## Challenge
Take each line that has the word "серной" and return it.

+===+

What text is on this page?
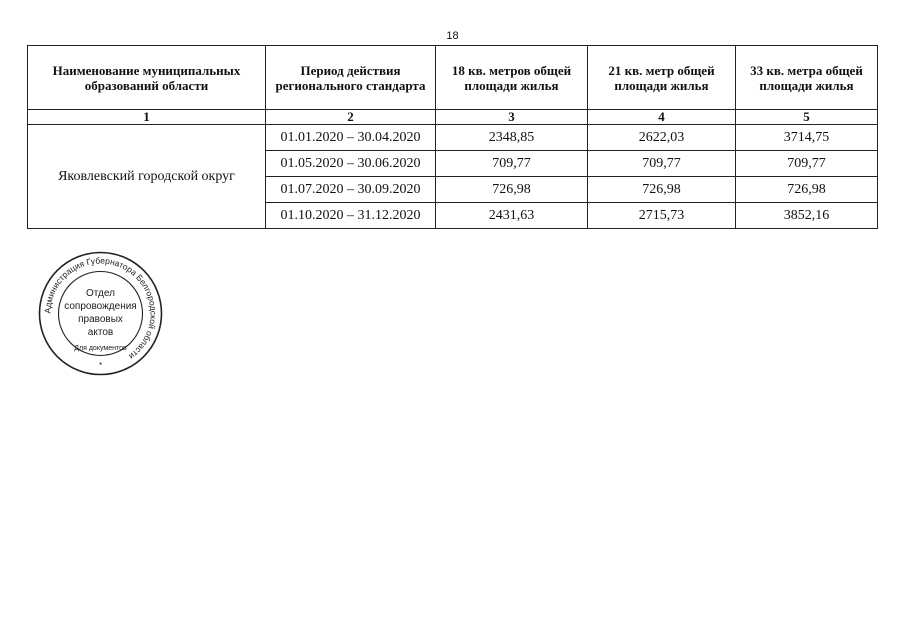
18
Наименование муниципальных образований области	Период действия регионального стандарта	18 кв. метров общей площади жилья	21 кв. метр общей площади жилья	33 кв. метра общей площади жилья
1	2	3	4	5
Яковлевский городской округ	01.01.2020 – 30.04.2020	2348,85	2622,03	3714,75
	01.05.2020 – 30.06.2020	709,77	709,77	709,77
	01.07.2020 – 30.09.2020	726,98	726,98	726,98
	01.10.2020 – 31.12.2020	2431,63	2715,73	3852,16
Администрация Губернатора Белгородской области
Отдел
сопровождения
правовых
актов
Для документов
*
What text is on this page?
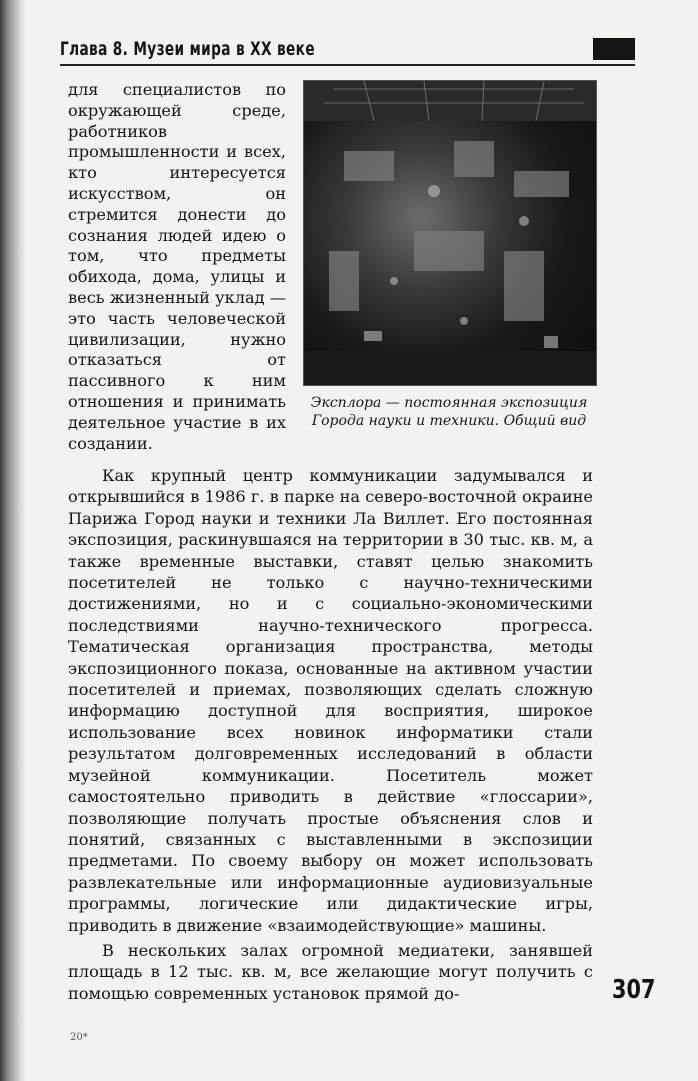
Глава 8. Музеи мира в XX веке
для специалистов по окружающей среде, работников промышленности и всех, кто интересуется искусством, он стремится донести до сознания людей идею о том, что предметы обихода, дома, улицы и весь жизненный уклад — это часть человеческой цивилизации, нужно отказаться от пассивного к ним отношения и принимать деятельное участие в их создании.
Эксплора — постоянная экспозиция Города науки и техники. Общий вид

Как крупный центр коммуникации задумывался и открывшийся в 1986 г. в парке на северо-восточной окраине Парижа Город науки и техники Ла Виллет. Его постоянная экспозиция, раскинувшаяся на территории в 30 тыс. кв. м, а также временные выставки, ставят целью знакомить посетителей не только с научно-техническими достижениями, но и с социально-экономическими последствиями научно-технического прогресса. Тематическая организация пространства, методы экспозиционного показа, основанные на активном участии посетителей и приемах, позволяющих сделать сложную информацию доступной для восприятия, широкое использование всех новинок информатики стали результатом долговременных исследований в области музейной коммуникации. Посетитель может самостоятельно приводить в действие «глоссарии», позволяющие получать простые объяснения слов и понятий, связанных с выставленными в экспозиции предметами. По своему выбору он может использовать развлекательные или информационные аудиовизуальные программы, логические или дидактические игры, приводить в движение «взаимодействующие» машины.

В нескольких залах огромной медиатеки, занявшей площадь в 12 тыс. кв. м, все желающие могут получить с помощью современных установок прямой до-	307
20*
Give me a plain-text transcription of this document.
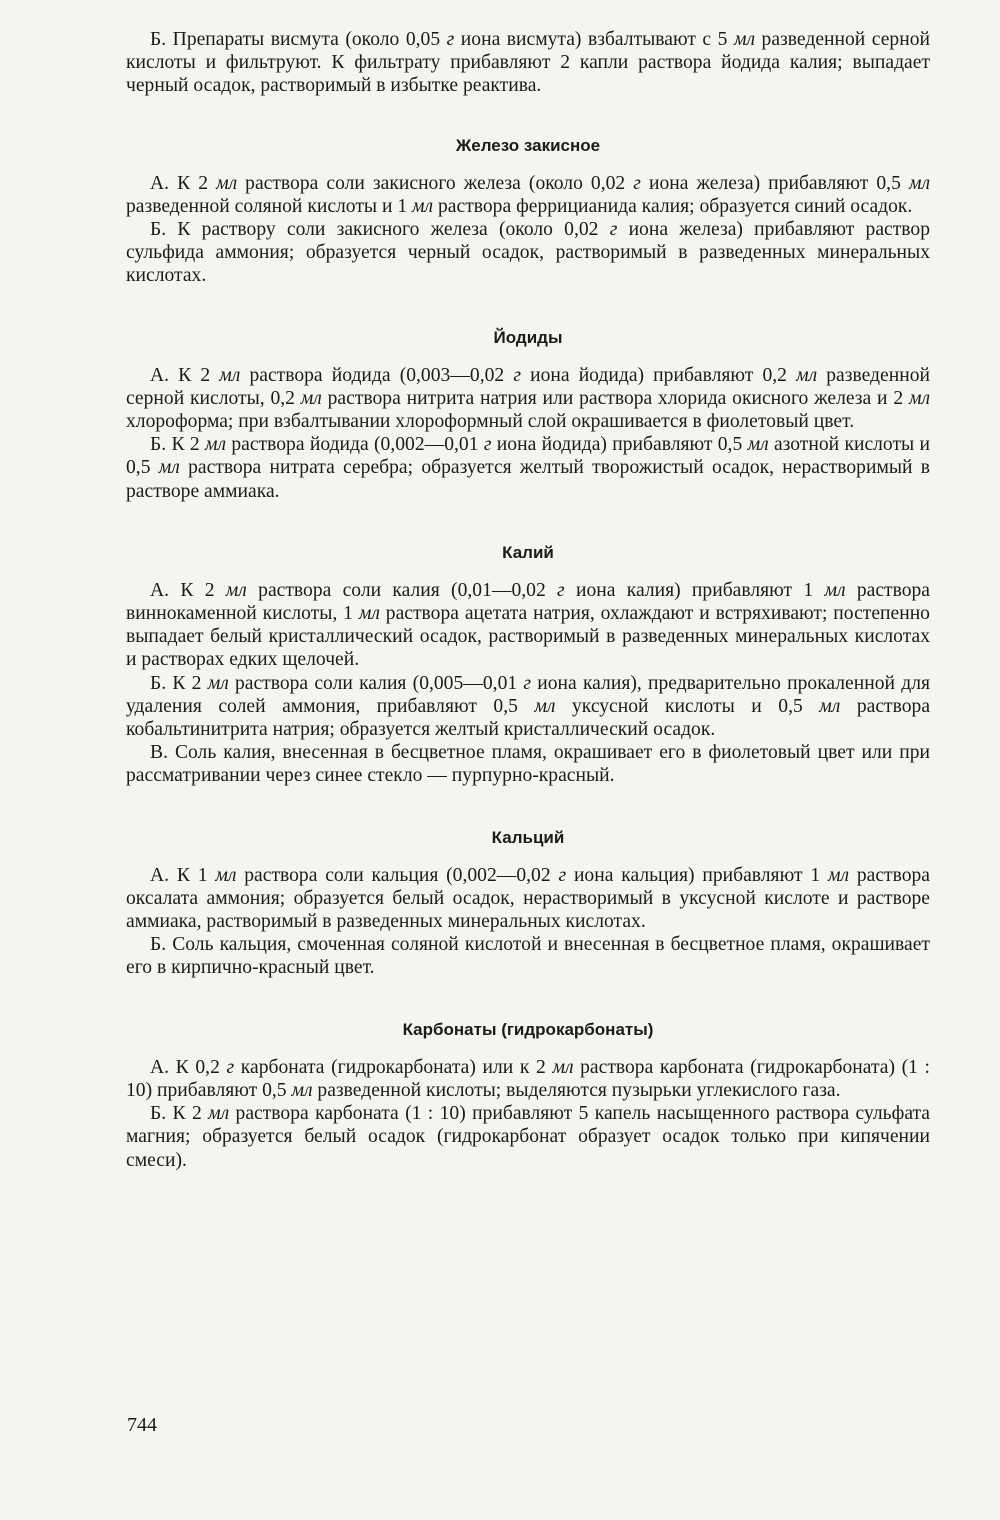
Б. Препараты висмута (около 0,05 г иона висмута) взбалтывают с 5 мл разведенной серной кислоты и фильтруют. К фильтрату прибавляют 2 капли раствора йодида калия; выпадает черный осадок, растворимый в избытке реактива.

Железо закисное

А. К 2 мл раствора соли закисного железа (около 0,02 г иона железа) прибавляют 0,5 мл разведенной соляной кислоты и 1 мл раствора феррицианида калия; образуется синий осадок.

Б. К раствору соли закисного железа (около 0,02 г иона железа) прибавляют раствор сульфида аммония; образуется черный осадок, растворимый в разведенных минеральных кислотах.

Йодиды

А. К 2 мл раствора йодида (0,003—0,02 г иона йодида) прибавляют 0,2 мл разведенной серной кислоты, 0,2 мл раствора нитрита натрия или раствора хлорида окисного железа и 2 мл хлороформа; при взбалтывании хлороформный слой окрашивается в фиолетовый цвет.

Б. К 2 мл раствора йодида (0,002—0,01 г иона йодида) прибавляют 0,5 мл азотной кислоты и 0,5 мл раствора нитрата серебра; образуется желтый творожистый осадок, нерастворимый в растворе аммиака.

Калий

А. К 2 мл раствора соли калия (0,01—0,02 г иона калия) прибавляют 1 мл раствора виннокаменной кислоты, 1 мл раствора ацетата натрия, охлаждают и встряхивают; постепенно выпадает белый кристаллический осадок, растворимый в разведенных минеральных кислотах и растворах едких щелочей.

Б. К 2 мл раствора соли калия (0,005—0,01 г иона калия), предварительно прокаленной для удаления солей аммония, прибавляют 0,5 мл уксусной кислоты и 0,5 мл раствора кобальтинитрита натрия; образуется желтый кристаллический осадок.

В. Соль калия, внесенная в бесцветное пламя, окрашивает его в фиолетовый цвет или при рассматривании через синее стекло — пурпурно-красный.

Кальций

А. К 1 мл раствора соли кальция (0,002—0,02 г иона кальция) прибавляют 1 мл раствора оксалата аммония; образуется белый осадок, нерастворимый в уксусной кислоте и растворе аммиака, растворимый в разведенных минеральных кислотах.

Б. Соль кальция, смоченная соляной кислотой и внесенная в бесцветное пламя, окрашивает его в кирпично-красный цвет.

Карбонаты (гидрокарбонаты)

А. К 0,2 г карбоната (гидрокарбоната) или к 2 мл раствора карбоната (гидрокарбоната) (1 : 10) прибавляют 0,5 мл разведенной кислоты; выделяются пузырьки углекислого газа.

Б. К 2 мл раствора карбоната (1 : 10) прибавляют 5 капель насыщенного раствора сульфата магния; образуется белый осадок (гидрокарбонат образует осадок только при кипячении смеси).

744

+===+

## Worked answer
Б. Препараты висмута (около 0,05 г иона висмута) взбалтывают с 5 мл разведенной серной кислоты и фильтруют. К фильтрату прибавляют 2 капли раствора йодида калия; выпадает черный осадок, растворимый в избытке реактива.
А. К 2 мл раствора йодида (0,003—0,02 г иона йодида) прибавляют 0,2 мл разведенной серной кислоты, 0,2 мл раствора нитрита натрия или раствора хлорида окисного железа и 2 мл хлороформа; при взбалтывании хлороформный слой окрашивается в фиолетовый цвет.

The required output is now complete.